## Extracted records
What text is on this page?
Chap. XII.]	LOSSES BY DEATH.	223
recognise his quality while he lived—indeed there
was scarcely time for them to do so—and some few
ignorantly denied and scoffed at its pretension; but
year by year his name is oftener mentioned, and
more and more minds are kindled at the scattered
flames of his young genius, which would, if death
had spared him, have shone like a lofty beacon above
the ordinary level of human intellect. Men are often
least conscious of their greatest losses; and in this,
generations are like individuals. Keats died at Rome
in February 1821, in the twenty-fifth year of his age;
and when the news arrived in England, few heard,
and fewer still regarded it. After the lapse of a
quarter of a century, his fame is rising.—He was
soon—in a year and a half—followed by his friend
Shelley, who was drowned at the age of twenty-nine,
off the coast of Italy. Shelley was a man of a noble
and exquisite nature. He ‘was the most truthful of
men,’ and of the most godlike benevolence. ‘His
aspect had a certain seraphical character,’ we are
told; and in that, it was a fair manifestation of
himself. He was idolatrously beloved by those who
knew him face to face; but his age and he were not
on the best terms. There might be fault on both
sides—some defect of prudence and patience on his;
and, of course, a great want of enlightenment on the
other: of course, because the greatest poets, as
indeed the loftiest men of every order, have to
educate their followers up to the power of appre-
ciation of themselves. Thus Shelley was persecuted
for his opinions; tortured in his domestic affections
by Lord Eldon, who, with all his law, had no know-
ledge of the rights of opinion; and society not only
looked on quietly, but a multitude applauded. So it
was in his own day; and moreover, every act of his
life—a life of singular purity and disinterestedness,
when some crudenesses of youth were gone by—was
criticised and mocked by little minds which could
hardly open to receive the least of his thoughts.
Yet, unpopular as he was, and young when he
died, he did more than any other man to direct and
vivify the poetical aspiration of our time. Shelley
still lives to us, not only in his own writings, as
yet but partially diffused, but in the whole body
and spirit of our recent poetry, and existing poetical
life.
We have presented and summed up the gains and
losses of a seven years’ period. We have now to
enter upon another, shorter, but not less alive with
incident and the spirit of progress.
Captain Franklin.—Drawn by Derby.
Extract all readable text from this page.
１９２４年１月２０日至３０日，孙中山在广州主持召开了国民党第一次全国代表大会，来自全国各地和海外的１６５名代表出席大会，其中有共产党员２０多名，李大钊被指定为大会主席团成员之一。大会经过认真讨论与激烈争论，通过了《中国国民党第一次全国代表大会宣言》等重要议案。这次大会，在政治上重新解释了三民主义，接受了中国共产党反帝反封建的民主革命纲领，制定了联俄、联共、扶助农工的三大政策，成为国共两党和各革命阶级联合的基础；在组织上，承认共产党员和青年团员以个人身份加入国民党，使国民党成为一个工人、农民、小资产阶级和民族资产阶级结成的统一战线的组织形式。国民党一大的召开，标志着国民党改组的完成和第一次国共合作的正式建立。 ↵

## Exercise objective
Each line from the one containing "Extract all readable text from this page." to the end of the listing above should be copied exactly, and nothing else.

## The response
Extract all readable text from this page.
１９２４年１月２０日至３０日，孙中山在广州主持召开了国民党第一次全国代表大会，来自全国各地和海外的１６５名代表出席大会，其中有共产党员２０多名，李大钊被指定为大会主席团成员之一。大会经过认真讨论与激烈争论，通过了《中国国民党第一次全国代表大会宣言》等重要议案。这次大会，在政治上重新解释了三民主义，接受了中国共产党反帝反封建的民主革命纲领，制定了联俄、联共、扶助农工的三大政策，成为国共两党和各革命阶级联合的基础；在组织上，承认共产党员和青年团员以个人身份加入国民党，使国民党成为一个工人、农民、小资产阶级和民族资产阶级结成的统一战线的组织形式。国民党一大的召开，标志着国民党改组的完成和第一次国共合作的正式建立。 ↵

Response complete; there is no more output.